## GIVEN DATA
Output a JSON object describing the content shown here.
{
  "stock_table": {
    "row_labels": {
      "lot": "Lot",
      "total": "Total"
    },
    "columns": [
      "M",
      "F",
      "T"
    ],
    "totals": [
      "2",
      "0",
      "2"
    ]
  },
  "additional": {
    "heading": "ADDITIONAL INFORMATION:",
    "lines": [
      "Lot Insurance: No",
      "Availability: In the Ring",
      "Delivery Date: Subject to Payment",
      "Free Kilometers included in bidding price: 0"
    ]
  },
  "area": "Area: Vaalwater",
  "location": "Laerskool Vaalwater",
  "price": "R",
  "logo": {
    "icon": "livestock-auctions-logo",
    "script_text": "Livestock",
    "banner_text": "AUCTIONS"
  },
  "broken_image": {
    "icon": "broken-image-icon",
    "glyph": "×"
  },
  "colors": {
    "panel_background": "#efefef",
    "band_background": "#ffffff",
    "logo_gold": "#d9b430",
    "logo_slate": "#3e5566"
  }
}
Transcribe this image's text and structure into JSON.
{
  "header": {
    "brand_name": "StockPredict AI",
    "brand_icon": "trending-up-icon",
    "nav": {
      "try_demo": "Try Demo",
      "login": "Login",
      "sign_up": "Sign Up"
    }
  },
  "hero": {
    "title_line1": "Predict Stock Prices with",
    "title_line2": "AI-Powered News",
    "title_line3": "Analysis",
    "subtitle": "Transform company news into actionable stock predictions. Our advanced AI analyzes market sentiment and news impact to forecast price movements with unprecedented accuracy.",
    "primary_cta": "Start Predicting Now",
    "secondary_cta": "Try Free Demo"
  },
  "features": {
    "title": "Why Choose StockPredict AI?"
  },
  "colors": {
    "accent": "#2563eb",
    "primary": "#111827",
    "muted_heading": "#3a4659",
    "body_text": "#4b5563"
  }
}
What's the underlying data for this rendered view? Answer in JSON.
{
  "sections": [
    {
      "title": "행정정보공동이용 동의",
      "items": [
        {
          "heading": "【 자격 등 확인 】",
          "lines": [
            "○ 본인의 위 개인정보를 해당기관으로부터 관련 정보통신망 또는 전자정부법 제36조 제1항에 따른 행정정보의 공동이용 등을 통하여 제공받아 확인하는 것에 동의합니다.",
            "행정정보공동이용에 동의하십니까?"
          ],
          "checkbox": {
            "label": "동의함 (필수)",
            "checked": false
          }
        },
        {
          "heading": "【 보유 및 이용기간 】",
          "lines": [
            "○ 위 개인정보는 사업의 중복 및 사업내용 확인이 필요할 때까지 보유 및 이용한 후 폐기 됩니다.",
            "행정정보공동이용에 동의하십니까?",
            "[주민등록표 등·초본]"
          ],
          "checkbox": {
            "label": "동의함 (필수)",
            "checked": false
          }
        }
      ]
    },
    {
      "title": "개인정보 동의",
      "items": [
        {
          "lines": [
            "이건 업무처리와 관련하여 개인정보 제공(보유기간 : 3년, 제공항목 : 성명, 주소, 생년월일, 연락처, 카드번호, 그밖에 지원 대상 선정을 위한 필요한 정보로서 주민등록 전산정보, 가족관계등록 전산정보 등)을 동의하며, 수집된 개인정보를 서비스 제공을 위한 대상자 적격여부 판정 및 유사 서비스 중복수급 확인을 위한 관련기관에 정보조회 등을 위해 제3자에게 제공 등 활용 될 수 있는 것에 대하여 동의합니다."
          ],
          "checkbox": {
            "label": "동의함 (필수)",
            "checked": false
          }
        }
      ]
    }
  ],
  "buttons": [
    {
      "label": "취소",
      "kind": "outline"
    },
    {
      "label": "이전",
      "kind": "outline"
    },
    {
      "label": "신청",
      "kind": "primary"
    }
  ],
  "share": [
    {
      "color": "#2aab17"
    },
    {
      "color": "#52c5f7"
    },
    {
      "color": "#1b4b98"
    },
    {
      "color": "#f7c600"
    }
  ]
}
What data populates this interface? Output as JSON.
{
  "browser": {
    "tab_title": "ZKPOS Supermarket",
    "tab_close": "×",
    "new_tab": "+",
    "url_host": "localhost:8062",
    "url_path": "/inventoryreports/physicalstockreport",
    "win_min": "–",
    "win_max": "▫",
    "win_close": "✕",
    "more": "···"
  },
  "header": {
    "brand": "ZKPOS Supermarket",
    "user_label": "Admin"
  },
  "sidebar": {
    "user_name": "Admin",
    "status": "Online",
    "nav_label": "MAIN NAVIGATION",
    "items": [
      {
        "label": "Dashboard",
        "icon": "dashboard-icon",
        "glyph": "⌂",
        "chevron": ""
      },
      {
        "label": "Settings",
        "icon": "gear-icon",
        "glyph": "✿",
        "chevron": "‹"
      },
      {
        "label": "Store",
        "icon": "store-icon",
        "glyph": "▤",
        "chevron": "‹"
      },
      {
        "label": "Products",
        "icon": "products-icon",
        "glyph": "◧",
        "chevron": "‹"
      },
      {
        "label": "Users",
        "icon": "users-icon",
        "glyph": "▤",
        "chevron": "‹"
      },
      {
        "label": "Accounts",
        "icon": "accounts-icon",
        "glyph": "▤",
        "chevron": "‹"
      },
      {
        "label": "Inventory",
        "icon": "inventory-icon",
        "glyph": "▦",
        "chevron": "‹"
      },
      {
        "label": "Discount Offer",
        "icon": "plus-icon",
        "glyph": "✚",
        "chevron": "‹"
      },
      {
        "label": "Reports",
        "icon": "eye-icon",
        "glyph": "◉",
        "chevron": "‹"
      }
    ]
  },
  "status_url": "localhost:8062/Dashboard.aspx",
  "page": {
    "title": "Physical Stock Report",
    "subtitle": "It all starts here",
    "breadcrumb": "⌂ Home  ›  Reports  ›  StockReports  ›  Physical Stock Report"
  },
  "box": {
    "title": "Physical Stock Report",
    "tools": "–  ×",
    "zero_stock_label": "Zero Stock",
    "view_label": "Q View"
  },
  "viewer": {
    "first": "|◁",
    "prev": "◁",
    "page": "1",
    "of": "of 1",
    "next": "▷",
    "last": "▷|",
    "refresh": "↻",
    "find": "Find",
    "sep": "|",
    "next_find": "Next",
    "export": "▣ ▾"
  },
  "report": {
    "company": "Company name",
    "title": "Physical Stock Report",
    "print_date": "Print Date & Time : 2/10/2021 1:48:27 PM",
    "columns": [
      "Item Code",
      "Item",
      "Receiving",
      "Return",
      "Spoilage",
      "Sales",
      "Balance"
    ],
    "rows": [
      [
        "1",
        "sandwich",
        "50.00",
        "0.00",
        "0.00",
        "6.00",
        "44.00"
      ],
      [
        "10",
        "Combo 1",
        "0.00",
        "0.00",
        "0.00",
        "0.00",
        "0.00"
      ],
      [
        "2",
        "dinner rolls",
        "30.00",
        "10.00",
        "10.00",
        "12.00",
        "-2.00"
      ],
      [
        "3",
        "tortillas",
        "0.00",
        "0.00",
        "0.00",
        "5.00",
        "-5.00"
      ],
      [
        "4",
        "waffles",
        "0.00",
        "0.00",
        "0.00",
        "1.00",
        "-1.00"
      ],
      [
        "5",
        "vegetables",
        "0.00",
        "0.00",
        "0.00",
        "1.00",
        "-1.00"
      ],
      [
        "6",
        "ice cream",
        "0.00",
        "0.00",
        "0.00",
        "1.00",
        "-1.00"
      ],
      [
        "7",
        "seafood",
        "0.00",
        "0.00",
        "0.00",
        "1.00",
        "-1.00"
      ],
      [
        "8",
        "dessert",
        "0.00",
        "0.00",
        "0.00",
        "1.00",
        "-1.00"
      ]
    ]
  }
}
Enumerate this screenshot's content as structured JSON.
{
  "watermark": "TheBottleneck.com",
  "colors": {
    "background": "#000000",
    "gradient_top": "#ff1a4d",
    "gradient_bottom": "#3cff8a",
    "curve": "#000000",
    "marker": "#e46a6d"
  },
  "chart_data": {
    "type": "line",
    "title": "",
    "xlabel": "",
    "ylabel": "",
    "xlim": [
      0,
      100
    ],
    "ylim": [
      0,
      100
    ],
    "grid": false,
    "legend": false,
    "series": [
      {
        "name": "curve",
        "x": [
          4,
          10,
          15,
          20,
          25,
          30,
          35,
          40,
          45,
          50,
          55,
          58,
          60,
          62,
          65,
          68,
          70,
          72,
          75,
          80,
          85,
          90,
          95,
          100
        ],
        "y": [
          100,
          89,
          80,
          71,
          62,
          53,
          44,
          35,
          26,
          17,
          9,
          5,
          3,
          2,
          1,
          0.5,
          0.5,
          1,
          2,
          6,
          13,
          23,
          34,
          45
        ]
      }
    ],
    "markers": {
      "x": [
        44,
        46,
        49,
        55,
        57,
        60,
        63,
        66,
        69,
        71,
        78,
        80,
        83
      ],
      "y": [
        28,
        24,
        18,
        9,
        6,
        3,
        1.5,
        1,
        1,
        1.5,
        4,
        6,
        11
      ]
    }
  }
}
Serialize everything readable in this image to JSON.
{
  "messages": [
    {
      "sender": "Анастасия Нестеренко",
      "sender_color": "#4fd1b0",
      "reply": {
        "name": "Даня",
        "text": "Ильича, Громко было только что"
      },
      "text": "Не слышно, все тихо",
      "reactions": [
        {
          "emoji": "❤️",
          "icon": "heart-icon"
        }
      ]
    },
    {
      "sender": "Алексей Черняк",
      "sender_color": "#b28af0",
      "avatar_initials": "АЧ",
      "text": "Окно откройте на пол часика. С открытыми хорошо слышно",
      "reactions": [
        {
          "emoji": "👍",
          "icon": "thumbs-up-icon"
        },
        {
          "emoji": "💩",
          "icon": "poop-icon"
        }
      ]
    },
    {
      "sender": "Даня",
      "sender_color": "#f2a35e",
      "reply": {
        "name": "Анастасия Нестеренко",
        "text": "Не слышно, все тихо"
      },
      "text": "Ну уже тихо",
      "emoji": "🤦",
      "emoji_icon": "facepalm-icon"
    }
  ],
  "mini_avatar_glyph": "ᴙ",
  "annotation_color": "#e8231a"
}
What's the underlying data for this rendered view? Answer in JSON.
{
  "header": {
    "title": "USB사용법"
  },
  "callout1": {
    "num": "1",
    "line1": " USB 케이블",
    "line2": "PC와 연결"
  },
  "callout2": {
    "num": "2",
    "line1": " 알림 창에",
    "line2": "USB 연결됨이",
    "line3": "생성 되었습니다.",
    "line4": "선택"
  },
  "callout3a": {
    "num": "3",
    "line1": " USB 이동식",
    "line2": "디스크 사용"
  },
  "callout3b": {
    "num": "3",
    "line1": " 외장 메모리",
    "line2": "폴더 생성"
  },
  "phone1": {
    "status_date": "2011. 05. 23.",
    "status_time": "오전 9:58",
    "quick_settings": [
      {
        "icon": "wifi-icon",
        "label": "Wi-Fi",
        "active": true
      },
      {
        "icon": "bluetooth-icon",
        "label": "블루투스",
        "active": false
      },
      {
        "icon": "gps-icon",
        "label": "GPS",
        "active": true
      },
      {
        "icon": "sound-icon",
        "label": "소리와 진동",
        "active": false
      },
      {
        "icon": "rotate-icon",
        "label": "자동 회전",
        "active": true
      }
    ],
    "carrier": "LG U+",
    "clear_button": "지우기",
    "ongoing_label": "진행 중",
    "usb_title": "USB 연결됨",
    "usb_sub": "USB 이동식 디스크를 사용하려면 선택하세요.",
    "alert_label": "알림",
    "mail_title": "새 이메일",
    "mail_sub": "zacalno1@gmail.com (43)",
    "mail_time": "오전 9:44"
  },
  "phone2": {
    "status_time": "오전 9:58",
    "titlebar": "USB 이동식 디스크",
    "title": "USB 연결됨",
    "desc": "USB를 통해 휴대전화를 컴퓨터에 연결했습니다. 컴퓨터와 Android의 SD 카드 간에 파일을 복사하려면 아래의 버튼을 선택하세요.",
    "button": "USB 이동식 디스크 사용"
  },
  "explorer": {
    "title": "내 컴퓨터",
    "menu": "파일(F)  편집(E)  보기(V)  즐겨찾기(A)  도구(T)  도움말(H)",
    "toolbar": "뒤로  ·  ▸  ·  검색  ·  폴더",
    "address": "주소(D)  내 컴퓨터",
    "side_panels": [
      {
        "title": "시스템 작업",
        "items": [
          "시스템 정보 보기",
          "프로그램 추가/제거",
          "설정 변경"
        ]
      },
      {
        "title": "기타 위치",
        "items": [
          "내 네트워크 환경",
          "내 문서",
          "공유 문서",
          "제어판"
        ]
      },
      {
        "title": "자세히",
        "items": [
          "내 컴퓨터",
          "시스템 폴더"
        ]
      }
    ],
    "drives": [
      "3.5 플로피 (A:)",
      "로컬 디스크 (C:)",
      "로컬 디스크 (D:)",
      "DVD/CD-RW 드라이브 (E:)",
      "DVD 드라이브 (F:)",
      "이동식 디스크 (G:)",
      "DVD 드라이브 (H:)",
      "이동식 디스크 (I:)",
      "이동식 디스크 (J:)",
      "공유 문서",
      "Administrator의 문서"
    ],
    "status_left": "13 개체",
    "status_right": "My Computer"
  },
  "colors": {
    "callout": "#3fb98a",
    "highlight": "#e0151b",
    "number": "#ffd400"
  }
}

## WHAT THIS TASK INVOLVES
Copy each line of the listing that holds the word "Нестеренко".

## SOLUTION
      "sender": "Анастасия Нестеренко",
        "name": "Анастасия Нестеренко",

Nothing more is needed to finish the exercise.